» **Data shown**

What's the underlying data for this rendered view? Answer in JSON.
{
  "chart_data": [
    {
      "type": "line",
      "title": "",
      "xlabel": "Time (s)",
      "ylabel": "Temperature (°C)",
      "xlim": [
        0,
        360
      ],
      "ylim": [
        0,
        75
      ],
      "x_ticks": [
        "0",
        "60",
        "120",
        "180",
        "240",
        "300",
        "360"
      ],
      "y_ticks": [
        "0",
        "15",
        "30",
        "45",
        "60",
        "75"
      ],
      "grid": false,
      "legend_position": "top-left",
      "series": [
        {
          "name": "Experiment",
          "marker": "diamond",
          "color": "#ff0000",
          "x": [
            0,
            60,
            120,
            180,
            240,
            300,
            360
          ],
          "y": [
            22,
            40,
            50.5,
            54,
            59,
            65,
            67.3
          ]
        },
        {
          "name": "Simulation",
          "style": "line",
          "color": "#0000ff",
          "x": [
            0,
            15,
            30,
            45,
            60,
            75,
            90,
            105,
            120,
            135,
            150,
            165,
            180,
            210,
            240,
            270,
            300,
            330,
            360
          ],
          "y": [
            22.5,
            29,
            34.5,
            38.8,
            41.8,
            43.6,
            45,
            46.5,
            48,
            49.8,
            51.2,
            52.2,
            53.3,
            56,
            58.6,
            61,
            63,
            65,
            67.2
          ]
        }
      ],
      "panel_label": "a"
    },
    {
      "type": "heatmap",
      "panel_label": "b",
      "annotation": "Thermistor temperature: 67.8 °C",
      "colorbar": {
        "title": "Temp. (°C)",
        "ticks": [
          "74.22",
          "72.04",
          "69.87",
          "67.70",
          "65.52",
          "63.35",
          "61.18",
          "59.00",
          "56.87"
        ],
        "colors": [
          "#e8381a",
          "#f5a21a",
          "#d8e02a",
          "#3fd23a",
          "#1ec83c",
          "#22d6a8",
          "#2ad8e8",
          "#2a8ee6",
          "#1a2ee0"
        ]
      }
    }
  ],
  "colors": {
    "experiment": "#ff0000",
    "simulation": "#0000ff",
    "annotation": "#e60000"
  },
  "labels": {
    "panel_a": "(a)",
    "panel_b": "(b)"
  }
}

» **Exercise brief**
Copy each record from above without leaving any out.

» **Answer to the task**
What's the underlying data for this rendered view? Answer in JSON.
{
  "chart_data": [
    {
      "type": "line",
      "title": "",
      "xlabel": "Time (s)",
      "ylabel": "Temperature (°C)",
      "xlim": [
        0,
        360
      ],
      "ylim": [
        0,
        75
      ],
      "x_ticks": [
        "0",
        "60",
        "120",
        "180",
        "240",
        "300",
        "360"
      ],
      "y_ticks": [
        "0",
        "15",
        "30",
        "45",
        "60",
        "75"
      ],
      "grid": false,
      "legend_position": "top-left",
      "series": [
        {
          "name": "Experiment",
          "marker": "diamond",
          "color": "#ff0000",
          "x": [
            0,
            60,
            120,
            180,
            240,
            300,
            360
          ],
          "y": [
            22,
            40,
            50.5,
            54,
            59,
            65,
            67.3
          ]
        },
        {
          "name": "Simulation",
          "style": "line",
          "color": "#0000ff",
          "x": [
            0,
            15,
            30,
            45,
            60,
            75,
            90,
            105,
            120,
            135,
            150,
            165,
            180,
            210,
            240,
            270,
            300,
            330,
            360
          ],
          "y": [
            22.5,
            29,
            34.5,
            38.8,
            41.8,
            43.6,
            45,
            46.5,
            48,
            49.8,
            51.2,
            52.2,
            53.3,
            56,
            58.6,
            61,
            63,
            65,
            67.2
          ]
        }
      ],
      "panel_label": "a"
    },
    {
      "type": "heatmap",
      "panel_label": "b",
      "annotation": "Thermistor temperature: 67.8 °C",
      "colorbar": {
        "title": "Temp. (°C)",
        "ticks": [
          "74.22",
          "72.04",
          "69.87",
          "67.70",
          "65.52",
          "63.35",
          "61.18",
          "59.00",
          "56.87"
        ],
        "colors": [
          "#e8381a",
          "#f5a21a",
          "#d8e02a",
          "#3fd23a",
          "#1ec83c",
          "#22d6a8",
          "#2ad8e8",
          "#2a8ee6",
          "#1a2ee0"
        ]
      }
    }
  ],
  "colors": {
    "experiment": "#ff0000",
    "simulation": "#0000ff",
    "annotation": "#e60000"
  },
  "labels": {
    "panel_a": "(a)",
    "panel_b": "(b)"
  }
}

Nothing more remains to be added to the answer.